Extracted data entries

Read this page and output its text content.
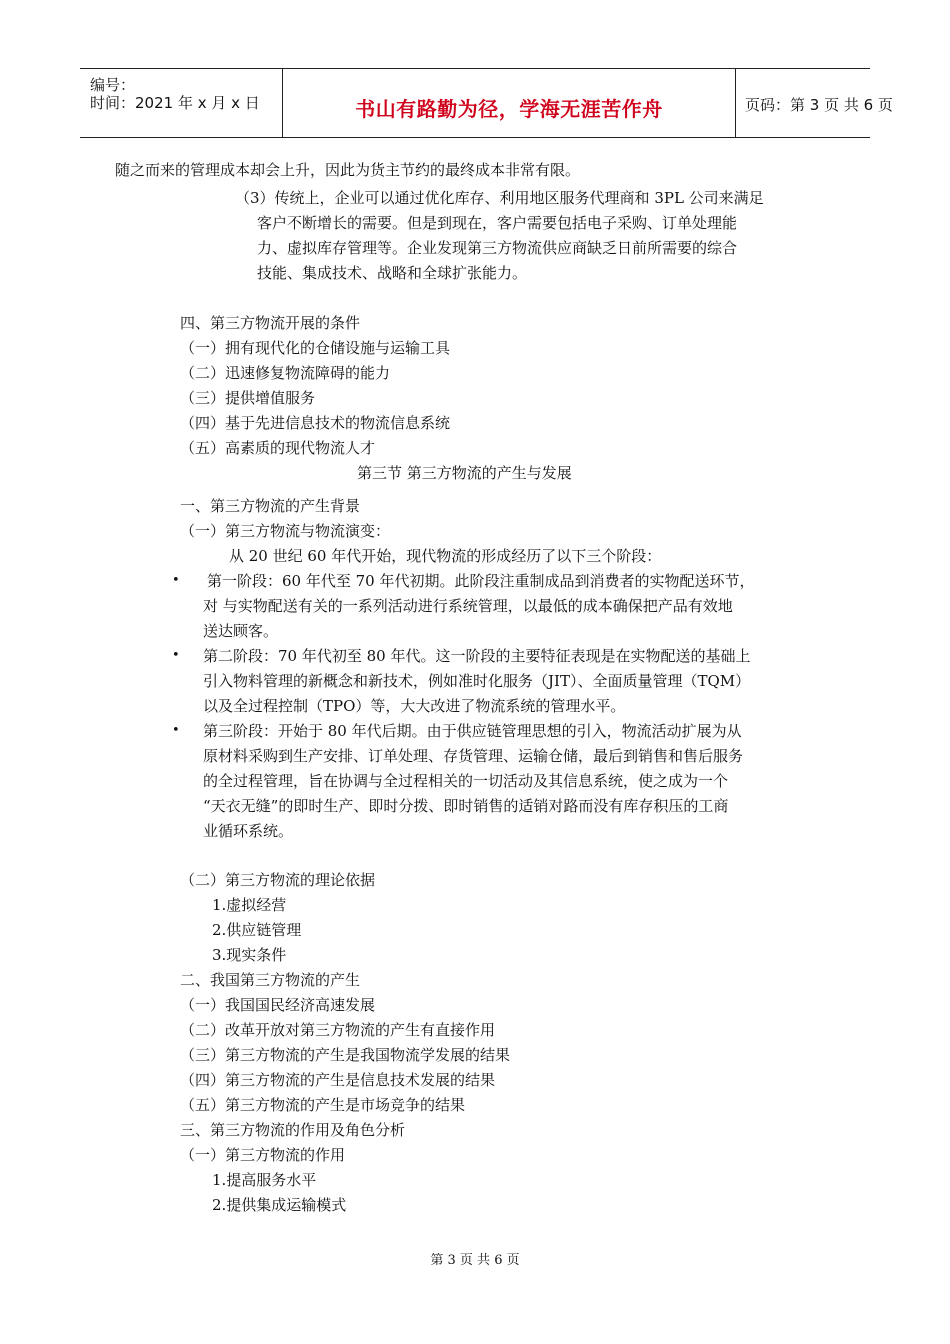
编号：
时间：2021 年 x 月 x 日	书山有路勤为径，学海无涯苦作舟	页码：第 3 页 共 6 页
随之而来的管理成本却会上升，因此为货主节约的最终成本非常有限。
（3）传统上，企业可以通过优化库存、利用地区服务代理商和 3PL 公司来满足
客户不断增长的需要。但是到现在，客户需要包括电子采购、订单处理能
力、虚拟库存管理等。企业发现第三方物流供应商缺乏日前所需要的综合
技能、集成技术、战略和全球扩张能力。
四、第三方物流开展的条件
（一）拥有现代化的仓储设施与运输工具
（二）迅速修复物流障碍的能力
（三）提供增值服务
（四）基于先进信息技术的物流信息系统
（五）高素质的现代物流人才
第三节 第三方物流的产生与发展
一、第三方物流的产生背景
（一）第三方物流与物流演变：
从 20 世纪 60 年代开始，现代物流的形成经历了以下三个阶段：
• 第一阶段：60 年代至 70 年代初期。此阶段注重制成品到消费者的实物配送环节，
对 与实物配送有关的一系列活动进行系统管理，以最低的成本确保把产品有效地
送达顾客。
• 第二阶段：70 年代初至 80 年代。这一阶段的主要特征表现是在实物配送的基础上
引入物料管理的新概念和新技术，例如准时化服务（JIT）、全面质量管理（TQM）
以及全过程控制（TPO）等，大大改进了物流系统的管理水平。
• 第三阶段：开始于 80 年代后期。由于供应链管理思想的引入，物流活动扩展为从
原材料采购到生产安排、订单处理、存货管理、运输仓储，最后到销售和售后服务
的全过程管理，旨在协调与全过程相关的一切活动及其信息系统，使之成为一个
“天衣无缝”的即时生产、即时分拨、即时销售的适销对路而没有库存积压的工商
业循环系统。
（二）第三方物流的理论依据
1.虚拟经营
2.供应链管理
3.现实条件
二、我国第三方物流的产生
（一）我国国民经济高速发展
（二）改革开放对第三方物流的产生有直接作用
（三）第三方物流的产生是我国物流学发展的结果
（四）第三方物流的产生是信息技术发展的结果
（五）第三方物流的产生是市场竞争的结果
三、第三方物流的作用及角色分析
（一）第三方物流的作用
1.提高服务水平
2.提供集成运输模式
第 3 页 共 6 页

### TASK DETAILS
Reproduce each line of the records exactly, and omit every picture.

### THE RESPONSE
Read this page and output its text content.
编号：
时间：2021 年 x 月 x 日	书山有路勤为径，学海无涯苦作舟	页码：第 3 页 共 6 页
随之而来的管理成本却会上升，因此为货主节约的最终成本非常有限。
（3）传统上，企业可以通过优化库存、利用地区服务代理商和 3PL 公司来满足
客户不断增长的需要。但是到现在，客户需要包括电子采购、订单处理能
力、虚拟库存管理等。企业发现第三方物流供应商缺乏日前所需要的综合
技能、集成技术、战略和全球扩张能力。
四、第三方物流开展的条件
（一）拥有现代化的仓储设施与运输工具
（二）迅速修复物流障碍的能力
（三）提供增值服务
（四）基于先进信息技术的物流信息系统
（五）高素质的现代物流人才
第三节 第三方物流的产生与发展
一、第三方物流的产生背景
（一）第三方物流与物流演变：
从 20 世纪 60 年代开始，现代物流的形成经历了以下三个阶段：
• 第一阶段：60 年代至 70 年代初期。此阶段注重制成品到消费者的实物配送环节，
对 与实物配送有关的一系列活动进行系统管理，以最低的成本确保把产品有效地
送达顾客。
• 第二阶段：70 年代初至 80 年代。这一阶段的主要特征表现是在实物配送的基础上
引入物料管理的新概念和新技术，例如准时化服务（JIT）、全面质量管理（TQM）
以及全过程控制（TPO）等，大大改进了物流系统的管理水平。
• 第三阶段：开始于 80 年代后期。由于供应链管理思想的引入，物流活动扩展为从
原材料采购到生产安排、订单处理、存货管理、运输仓储，最后到销售和售后服务
的全过程管理，旨在协调与全过程相关的一切活动及其信息系统，使之成为一个
“天衣无缝”的即时生产、即时分拨、即时销售的适销对路而没有库存积压的工商
业循环系统。
（二）第三方物流的理论依据
1.虚拟经营
2.供应链管理
3.现实条件
二、我国第三方物流的产生
（一）我国国民经济高速发展
（二）改革开放对第三方物流的产生有直接作用
（三）第三方物流的产生是我国物流学发展的结果
（四）第三方物流的产生是信息技术发展的结果
（五）第三方物流的产生是市场竞争的结果
三、第三方物流的作用及角色分析
（一）第三方物流的作用
1.提高服务水平
2.提供集成运输模式
第 3 页 共 6 页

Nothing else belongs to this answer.